**DESCRIPTION OF THE TASK:**
Write out every record in full, exactly as written, please.

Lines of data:
------------------------------------------------------------

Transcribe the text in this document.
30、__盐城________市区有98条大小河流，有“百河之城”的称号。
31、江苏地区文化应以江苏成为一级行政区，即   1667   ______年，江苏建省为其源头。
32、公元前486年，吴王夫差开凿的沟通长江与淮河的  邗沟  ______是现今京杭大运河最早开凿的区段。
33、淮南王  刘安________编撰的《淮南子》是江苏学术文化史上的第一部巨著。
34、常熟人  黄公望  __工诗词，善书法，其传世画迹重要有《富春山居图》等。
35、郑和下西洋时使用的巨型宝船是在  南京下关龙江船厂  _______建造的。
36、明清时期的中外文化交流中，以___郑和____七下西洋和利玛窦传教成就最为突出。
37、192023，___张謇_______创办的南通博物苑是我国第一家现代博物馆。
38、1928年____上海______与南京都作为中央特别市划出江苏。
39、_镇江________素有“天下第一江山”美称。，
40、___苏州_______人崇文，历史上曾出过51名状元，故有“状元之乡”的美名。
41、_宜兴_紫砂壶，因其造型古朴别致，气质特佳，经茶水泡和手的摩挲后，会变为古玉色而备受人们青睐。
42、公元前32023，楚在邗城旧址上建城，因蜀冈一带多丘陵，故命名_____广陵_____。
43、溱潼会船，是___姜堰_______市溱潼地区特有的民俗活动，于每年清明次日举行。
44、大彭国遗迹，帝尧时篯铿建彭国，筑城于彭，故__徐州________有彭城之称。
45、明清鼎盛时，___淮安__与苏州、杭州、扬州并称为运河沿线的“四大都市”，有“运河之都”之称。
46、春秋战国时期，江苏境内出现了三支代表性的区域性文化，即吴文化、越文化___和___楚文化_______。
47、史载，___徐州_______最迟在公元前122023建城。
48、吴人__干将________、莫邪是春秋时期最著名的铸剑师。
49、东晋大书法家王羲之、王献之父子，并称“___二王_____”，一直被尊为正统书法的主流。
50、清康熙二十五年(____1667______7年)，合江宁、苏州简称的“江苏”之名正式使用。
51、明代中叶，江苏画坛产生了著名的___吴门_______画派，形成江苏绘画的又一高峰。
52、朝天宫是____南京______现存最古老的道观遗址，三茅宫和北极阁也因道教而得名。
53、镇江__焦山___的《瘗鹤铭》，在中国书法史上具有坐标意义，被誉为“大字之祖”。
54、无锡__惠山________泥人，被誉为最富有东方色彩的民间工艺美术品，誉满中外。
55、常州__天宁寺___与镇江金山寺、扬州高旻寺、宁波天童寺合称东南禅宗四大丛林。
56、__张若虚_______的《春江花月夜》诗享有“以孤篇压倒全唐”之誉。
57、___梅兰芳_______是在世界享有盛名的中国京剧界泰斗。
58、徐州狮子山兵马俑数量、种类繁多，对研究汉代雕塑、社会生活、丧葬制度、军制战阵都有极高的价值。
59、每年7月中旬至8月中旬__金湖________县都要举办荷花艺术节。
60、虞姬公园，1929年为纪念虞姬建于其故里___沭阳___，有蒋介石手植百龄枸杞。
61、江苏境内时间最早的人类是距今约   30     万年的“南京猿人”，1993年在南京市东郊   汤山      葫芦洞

------------------------------------------------------------

**WRITTEN SOLUTION:**
Transcribe the text in this document.
30、__盐城________市区有98条大小河流，有“百河之城”的称号。
31、江苏地区文化应以江苏成为一级行政区，即   1667   ______年，江苏建省为其源头。
32、公元前486年，吴王夫差开凿的沟通长江与淮河的  邗沟  ______是现今京杭大运河最早开凿的区段。
33、淮南王  刘安________编撰的《淮南子》是江苏学术文化史上的第一部巨著。
34、常熟人  黄公望  __工诗词，善书法，其传世画迹重要有《富春山居图》等。
35、郑和下西洋时使用的巨型宝船是在  南京下关龙江船厂  _______建造的。
36、明清时期的中外文化交流中，以___郑和____七下西洋和利玛窦传教成就最为突出。
37、192023，___张謇_______创办的南通博物苑是我国第一家现代博物馆。
38、1928年____上海______与南京都作为中央特别市划出江苏。
39、_镇江________素有“天下第一江山”美称。，
40、___苏州_______人崇文，历史上曾出过51名状元，故有“状元之乡”的美名。
41、_宜兴_紫砂壶，因其造型古朴别致，气质特佳，经茶水泡和手的摩挲后，会变为古玉色而备受人们青睐。
42、公元前32023，楚在邗城旧址上建城，因蜀冈一带多丘陵，故命名_____广陵_____。
43、溱潼会船，是___姜堰_______市溱潼地区特有的民俗活动，于每年清明次日举行。
44、大彭国遗迹，帝尧时篯铿建彭国，筑城于彭，故__徐州________有彭城之称。
45、明清鼎盛时，___淮安__与苏州、杭州、扬州并称为运河沿线的“四大都市”，有“运河之都”之称。
46、春秋战国时期，江苏境内出现了三支代表性的区域性文化，即吴文化、越文化___和___楚文化_______。
47、史载，___徐州_______最迟在公元前122023建城。
48、吴人__干将________、莫邪是春秋时期最著名的铸剑师。
49、东晋大书法家王羲之、王献之父子，并称“___二王_____”，一直被尊为正统书法的主流。
50、清康熙二十五年(____1667______7年)，合江宁、苏州简称的“江苏”之名正式使用。
51、明代中叶，江苏画坛产生了著名的___吴门_______画派，形成江苏绘画的又一高峰。
52、朝天宫是____南京______现存最古老的道观遗址，三茅宫和北极阁也因道教而得名。
53、镇江__焦山___的《瘗鹤铭》，在中国书法史上具有坐标意义，被誉为“大字之祖”。
54、无锡__惠山________泥人，被誉为最富有东方色彩的民间工艺美术品，誉满中外。
55、常州__天宁寺___与镇江金山寺、扬州高旻寺、宁波天童寺合称东南禅宗四大丛林。
56、__张若虚_______的《春江花月夜》诗享有“以孤篇压倒全唐”之誉。
57、___梅兰芳_______是在世界享有盛名的中国京剧界泰斗。
58、徐州狮子山兵马俑数量、种类繁多，对研究汉代雕塑、社会生活、丧葬制度、军制战阵都有极高的价值。
59、每年7月中旬至8月中旬__金湖________县都要举办荷花艺术节。
60、虞姬公园，1929年为纪念虞姬建于其故里___沭阳___，有蒋介石手植百龄枸杞。
61、江苏境内时间最早的人类是距今约   30     万年的“南京猿人”，1993年在南京市东郊   汤山      葫芦洞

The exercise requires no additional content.